Instructions:
A) In the text on Cassandra partitions, what partition size is given as a rule-of-thumb threshold to watch for regarding read latencies?
B) Please pick up the text on Cassandra partition distribution after its last sentence and continue it.

─── Text provided

Looks good so far. For the sake of deeper analysis, I’ll design an arbitrary example with large partitions and some (exaggerated) variance in average partition size using the setup above:

Doesn’t look so great now. There are two ranges with partitions over 100 MB, which tends to be a rule-of-thumb threshold to watch for regarding read latencies. Moreover, the partition count is balanced, this is generally expected, as the Murmur3Partitioner does a pretty good job at distributing the load across the token ring, and all of the token ranges here are perfectly balanced in the token count.

However, the average partition size is far from balanced across these token ranges, and consequently, the dataset split among the token ranges is also imbalanced. A good way to measure this effect is to compare the percentages of data and token ownership on the rightmost columns. Ideally, we want both as close as possible, which they’re not in this example. Let’s see how this would affect real load at the node level:

In this last table, we can measure the effect of the suboptimal conditions set in the previous table at the node level. I’d like to reiterate that this is a perfectly balanced cluster token-wise, where each node owns 50% of the tokens, as represented in the cluster image. Large partitions lead to an increase in data load in some ranges, and therefore nodes are also imbalanced. Here we can measure imbalance by comparing data ownership percentages between the nodes. In this case, we can see that node 6 has almost doubled its load relative to node 3, and most nodes stray far from the ideal 50%.

Generally, balancing tokens is the best way to deal with data imbalance. Still, in situations analogous to this example, the problem has to be addressed at the data model level since data imbalance is directly related to partition size distribution.
In other words, if we can visualize all partitions by ascending order of size, we want the growth line to be as linear and flat as possible to guarantee a matching balance with the token ring.

Partition distribution

Even when you get size distribution across partitions right, partitions can be poorly distributed across the cluster. This can happen due to poor token distribution, as described above in the Virtual Token Generation section, but can also be tied to partitioner hashing.

Cassandra partitioners consistently convert every partition key to a hash value that, in turn, translates to a token value. The hashing function tries to be as random as possible to distribute partitions indiscriminately across all replicas. The more partitions a table has, the less likely it is that they are unevenly distributed. However, if the number of partitions doesn’t exceed the number of nodes by more than 1 order of magnitude, the likelihood of getting undistributed partitions becomes concerning.

In the following representation, I aim to present what can be considered poor distribution due to a low partition count to node count ratio.

In this representation, each dot represents a partition table with a relatively small dataset. There are 25 partitions spread across six primary tokens and six nodes.

──────
─── Data provided

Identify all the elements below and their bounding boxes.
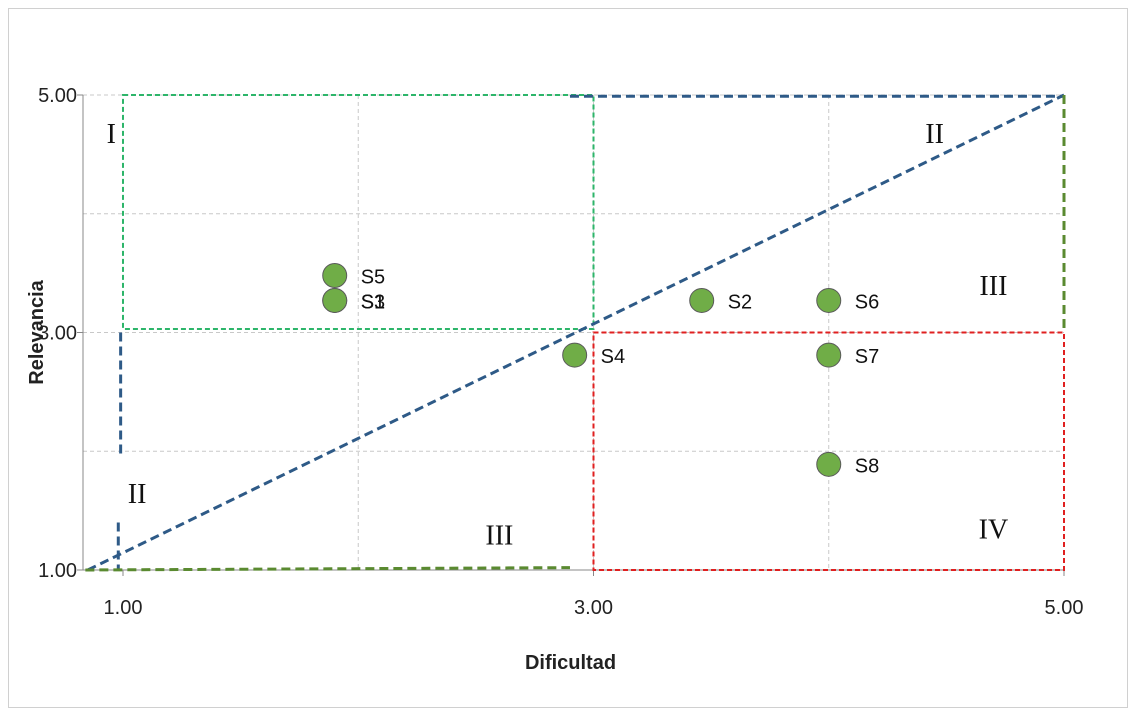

──────

Task-by-task outputs:
A) Partitions over 100 MB.

B)
Given the small partition cardinality to token cardinality ratio, having high variance in partition per range is a likely scenario. Consider 25 independent classic dice rolls to allocate each partition to one of 6 ranges. In order to minimize variance in distribution we want more dice rolls and/or less faces on the dice (i.e., more partitions and/or fewer nodes). The imbalance results in high variance in load. This is especially impactful when you have a read-heavy workload running against a table with low partition cardinality. In this example, it’s expected from node 4 to do nearly double the work of node 2 against the existing partitions in the table. As with hotspots, it can be a data modelling pitfall and should be avoided at all costs.

Secondary Indexes

In Cassandra, secondary indexes populate hidden tables that dynamically track the indexed column value. This column effectively serves as a partition key in the hidden table, while the primary key values from the base table function as clustering columns. When you read from a secondary index in Cassandra, you’re actually reading from two tables–first, the secondary index table and then the base table for each secondary index row. A single secondary index read often triggers multiple internal reads in the base table.

In the case of low-cardinality indexes, secondary index “partitions” can become extremely large, affecting read performance more than scalability. When heavily read indexed values are replicated across only a small subset of partitions, balance can be impacted, as the same subset of replicas has to deal with the overhead of Cassandra secondary indexes repeatedly. If nothing breaks in the process, consider yourself fortunate.

With high-cardinality indexes, the main issue is wasting cycles requesting data from replicas that don’t actually own it. While this problem is more manageable regarding Cassandra performance compared to low-cardinality indexes, it’s arguably more impactful at the scalability level. The number of replicas not owning the data for each request scales with cluster size, along with coordinator work.

Cassandra’s secondary indexes seldom perform at scale and only do so in a limited range of scenarios. To adequately cover this topic, an entire blog post would be necessary.

In summary, when it comes to secondary indexes, if you don’t truly need them, don’t use them. If you think you need them, consult a Cassandra Subject Matter Expert (SME)–there are likely better ways to achieve your goals within or outside of Cassandra. If you do choose to use secondary indexes, do so sparingly.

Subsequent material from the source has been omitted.